Recorded data:
START

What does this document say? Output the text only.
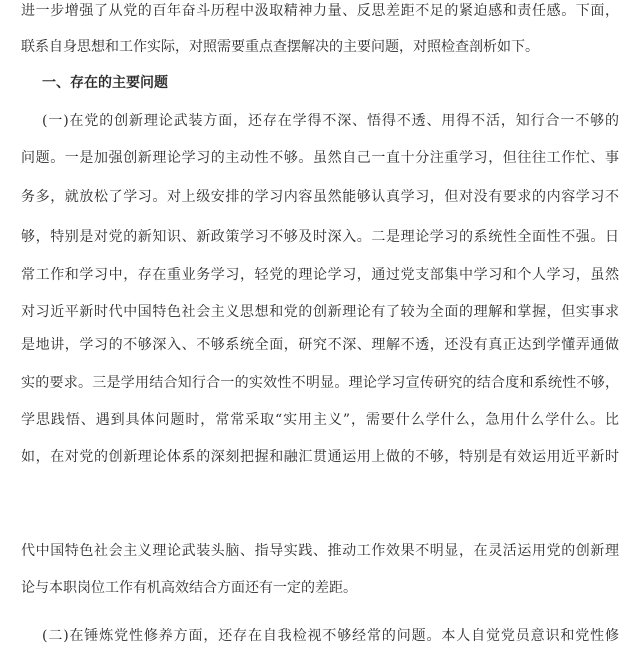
进一步增强了从党的百年奋斗历程中汲取精神力量、反思差距不足的紧迫感和责任感。下面，
联系自身思想和工作实际，对照需要重点查摆解决的主要问题，对照检查剖析如下。
一、存在的主要问题
(一)在党的创新理论武装方面，还存在学得不深、悟得不透、用得不活，知行合一不够的
问题。一是加强创新理论学习的主动性不够。虽然自己一直十分注重学习，但往往工作忙、事
务多，就放松了学习。对上级安排的学习内容虽然能够认真学习，但对没有要求的内容学习不
够，特别是对党的新知识、新政策学习不够及时深入。二是理论学习的系统性全面性不强。日
常工作和学习中，存在重业务学习，轻党的理论学习，通过党支部集中学习和个人学习，虽然
对习近平新时代中国特色社会主义思想和党的创新理论有了较为全面的理解和掌握，但实事求
是地讲，学习的不够深入、不够系统全面，研究不深、理解不透，还没有真正达到学懂弄通做
实的要求。三是学用结合知行合一的实效性不明显。理论学习宣传研究的结合度和系统性不够，
学思践悟、遇到具体问题时，常常采取“实用主义”，需要什么学什么，急用什么学什么。比
如，在对党的创新理论体系的深刻把握和融汇贯通运用上做的不够，特别是有效运用近平新时
代中国特色社会主义理论武装头脑、指导实践、推动工作效果不明显，在灵活运用党的创新理
论与本职岗位工作有机高效结合方面还有一定的差距。
(二)在锤炼党性修养方面，还存在自我检视不够经常的问题。本人自觉党员意识和党性修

END

Return the whole listing, word for word, and leave out every picture.

:: THE ANSWER ::
What does this document say? Output the text only.
进一步增强了从党的百年奋斗历程中汲取精神力量、反思差距不足的紧迫感和责任感。下面，
联系自身思想和工作实际，对照需要重点查摆解决的主要问题，对照检查剖析如下。
一、存在的主要问题
(一)在党的创新理论武装方面，还存在学得不深、悟得不透、用得不活，知行合一不够的
问题。一是加强创新理论学习的主动性不够。虽然自己一直十分注重学习，但往往工作忙、事
务多，就放松了学习。对上级安排的学习内容虽然能够认真学习，但对没有要求的内容学习不
够，特别是对党的新知识、新政策学习不够及时深入。二是理论学习的系统性全面性不强。日
常工作和学习中，存在重业务学习，轻党的理论学习，通过党支部集中学习和个人学习，虽然
对习近平新时代中国特色社会主义思想和党的创新理论有了较为全面的理解和掌握，但实事求
是地讲，学习的不够深入、不够系统全面，研究不深、理解不透，还没有真正达到学懂弄通做
实的要求。三是学用结合知行合一的实效性不明显。理论学习宣传研究的结合度和系统性不够，
学思践悟、遇到具体问题时，常常采取“实用主义”，需要什么学什么，急用什么学什么。比
如，在对党的创新理论体系的深刻把握和融汇贯通运用上做的不够，特别是有效运用近平新时
代中国特色社会主义理论武装头脑、指导实践、推动工作效果不明显，在灵活运用党的创新理
论与本职岗位工作有机高效结合方面还有一定的差距。
(二)在锤炼党性修养方面，还存在自我检视不够经常的问题。本人自觉党员意识和党性修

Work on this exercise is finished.